§ Task brief:
Reproduce every entry exactly and leave its pictures out.

Extracted data entries:
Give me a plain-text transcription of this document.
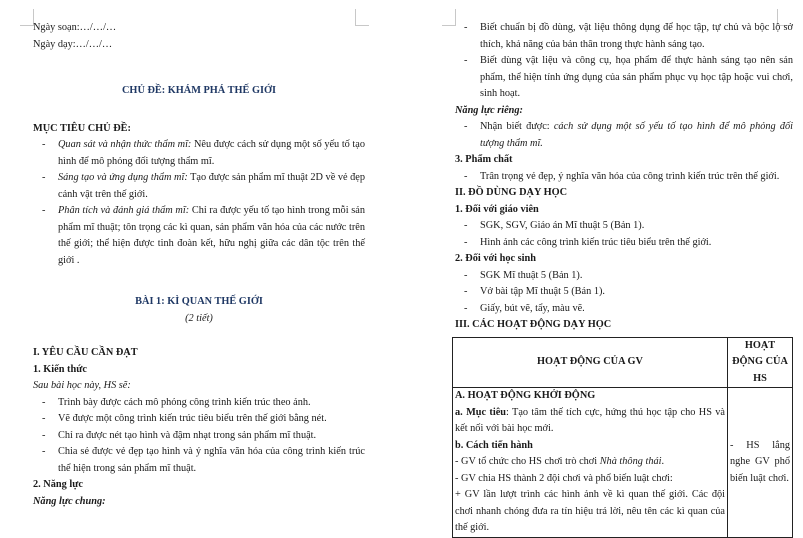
Ngày soạn:…/…/…

Ngày dạy:…/…/…

CHỦ ĐỀ: KHÁM PHÁ THẾ GIỚI

MỤC TIÊU CHỦ ĐỀ:

- Quan sát và nhận thức thẩm mĩ: Nêu được cách sử dụng một số yếu tố tạo hình để mô phỏng đối tượng thẩm mĩ.
- Sáng tạo và ứng dụng thẩm mĩ: Tạo được sản phẩm mĩ thuật 2D về vẻ đẹp cảnh vật trên thế giới.
- Phân tích và đánh giá thẩm mĩ: Chỉ ra được yếu tố tạo hình trong mỗi sản phẩm mĩ thuật; tôn trọng các kì quan, sản phẩm văn hóa của các nước trên thế giới; thể hiện được tinh đoàn kết, hữu nghị giữa các dân tộc trên thế giới .

BÀI 1: KÌ QUAN THẾ GIỚI

(2 tiết)

I. YÊU CẦU CẦN ĐẠT

1. Kiến thức

Sau bài học này, HS sẽ:

- Trình bày được cách mô phỏng công trình kiến trúc theo ảnh.
- Vẽ được một công trình kiến trúc tiêu biểu trên thế giới bằng nét.
- Chỉ ra được nét tạo hình và đậm nhạt trong sản phẩm mĩ thuật.
- Chia sẻ được vẻ đẹp tạo hình và ý nghĩa văn hóa của công trình kiến trúc thể hiện trong sản phẩm mĩ thuật.

2. Năng lực

Năng lực chung:

- Biết chuẩn bị đồ dùng, vật liệu thông dụng để học tập, tự chủ và bộc lộ sở thích, khả năng của bản thân trong thực hành sáng tạo.
- Biết dùng vật liệu và công cụ, họa phẩm để thực hành sáng tạo nên sản phẩm, thể hiện tính ứng dụng của sản phẩm phục vụ học tập hoặc vui chơi, sinh hoạt.

Năng lực riêng:

- Nhận biết được: cách sử dụng một số yếu tố tạo hình để mô phỏng đối tượng thẩm mĩ.

3. Phẩm chất

- Trân trọng vẻ đẹp, ý nghĩa văn hóa của công trình kiến trúc trên thế giới.

II. ĐỒ DÙNG DẠY HỌC

1. Đối với giáo viên

- SGK, SGV, Giáo án Mĩ thuật 5 (Bản 1).
- Hình ảnh các công trình kiến trúc tiêu biểu trên thế giới.

2. Đối với học sinh

- SGK Mĩ thuật 5 (Bản 1).
- Vở bài tập Mĩ thuật 5 (Bản 1).
- Giấy, bút vẽ, tẩy, màu vẽ.

III. CÁC HOẠT ĐỘNG DẠY HỌC

HOẠT ĐỘNG CỦA GV	HOẠT ĐỘNG CỦA HS

A. HOẠT ĐỘNG KHỞI ĐỘNG
a. Mục tiêu: Tạo tâm thế tích cực, hứng thú học tập cho HS và kết nối với bài học mới.
b. Cách tiến hành
- GV tổ chức cho HS chơi trò chơi Nhà thông thái.
- GV chia HS thành 2 đội chơi và phổ biến luật chơi:
+ GV lần lượt trình các hình ảnh về kì quan thế giới. Các đội chơi nhanh chóng đưa ra tín hiệu trả lời, nêu tên các kì quan của thế giới.
	- HS lắng nghe GV phổ biến luật chơi.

§ Written response:
Give me a plain-text transcription of this document.
Ngày soạn:…/…/…

Ngày dạy:…/…/…

CHỦ ĐỀ: KHÁM PHÁ THẾ GIỚI

MỤC TIÊU CHỦ ĐỀ:

- Quan sát và nhận thức thẩm mĩ: Nêu được cách sử dụng một số yếu tố tạo hình để mô phỏng đối tượng thẩm mĩ.
- Sáng tạo và ứng dụng thẩm mĩ: Tạo được sản phẩm mĩ thuật 2D về vẻ đẹp cảnh vật trên thế giới.
- Phân tích và đánh giá thẩm mĩ: Chỉ ra được yếu tố tạo hình trong mỗi sản phẩm mĩ thuật; tôn trọng các kì quan, sản phẩm văn hóa của các nước trên thế giới; thể hiện được tinh đoàn kết, hữu nghị giữa các dân tộc trên thế giới .

BÀI 1: KÌ QUAN THẾ GIỚI

(2 tiết)

I. YÊU CẦU CẦN ĐẠT

1. Kiến thức

Sau bài học này, HS sẽ:

- Trình bày được cách mô phỏng công trình kiến trúc theo ảnh.
- Vẽ được một công trình kiến trúc tiêu biểu trên thế giới bằng nét.
- Chỉ ra được nét tạo hình và đậm nhạt trong sản phẩm mĩ thuật.
- Chia sẻ được vẻ đẹp tạo hình và ý nghĩa văn hóa của công trình kiến trúc thể hiện trong sản phẩm mĩ thuật.

2. Năng lực

Năng lực chung:

- Biết chuẩn bị đồ dùng, vật liệu thông dụng để học tập, tự chủ và bộc lộ sở thích, khả năng của bản thân trong thực hành sáng tạo.
- Biết dùng vật liệu và công cụ, họa phẩm để thực hành sáng tạo nên sản phẩm, thể hiện tính ứng dụng của sản phẩm phục vụ học tập hoặc vui chơi, sinh hoạt.

Năng lực riêng:

- Nhận biết được: cách sử dụng một số yếu tố tạo hình để mô phỏng đối tượng thẩm mĩ.

3. Phẩm chất

- Trân trọng vẻ đẹp, ý nghĩa văn hóa của công trình kiến trúc trên thế giới.

II. ĐỒ DÙNG DẠY HỌC

1. Đối với giáo viên

- SGK, SGV, Giáo án Mĩ thuật 5 (Bản 1).
- Hình ảnh các công trình kiến trúc tiêu biểu trên thế giới.

2. Đối với học sinh

- SGK Mĩ thuật 5 (Bản 1).
- Vở bài tập Mĩ thuật 5 (Bản 1).
- Giấy, bút vẽ, tẩy, màu vẽ.

III. CÁC HOẠT ĐỘNG DẠY HỌC

HOẠT ĐỘNG CỦA GV	HOẠT ĐỘNG CỦA HS

A. HOẠT ĐỘNG KHỞI ĐỘNG
a. Mục tiêu: Tạo tâm thế tích cực, hứng thú học tập cho HS và kết nối với bài học mới.
b. Cách tiến hành
- GV tổ chức cho HS chơi trò chơi Nhà thông thái.
- GV chia HS thành 2 đội chơi và phổ biến luật chơi:
+ GV lần lượt trình các hình ảnh về kì quan thế giới. Các đội chơi nhanh chóng đưa ra tín hiệu trả lời, nêu tên các kì quan của thế giới.
	- HS lắng nghe GV phổ biến luật chơi.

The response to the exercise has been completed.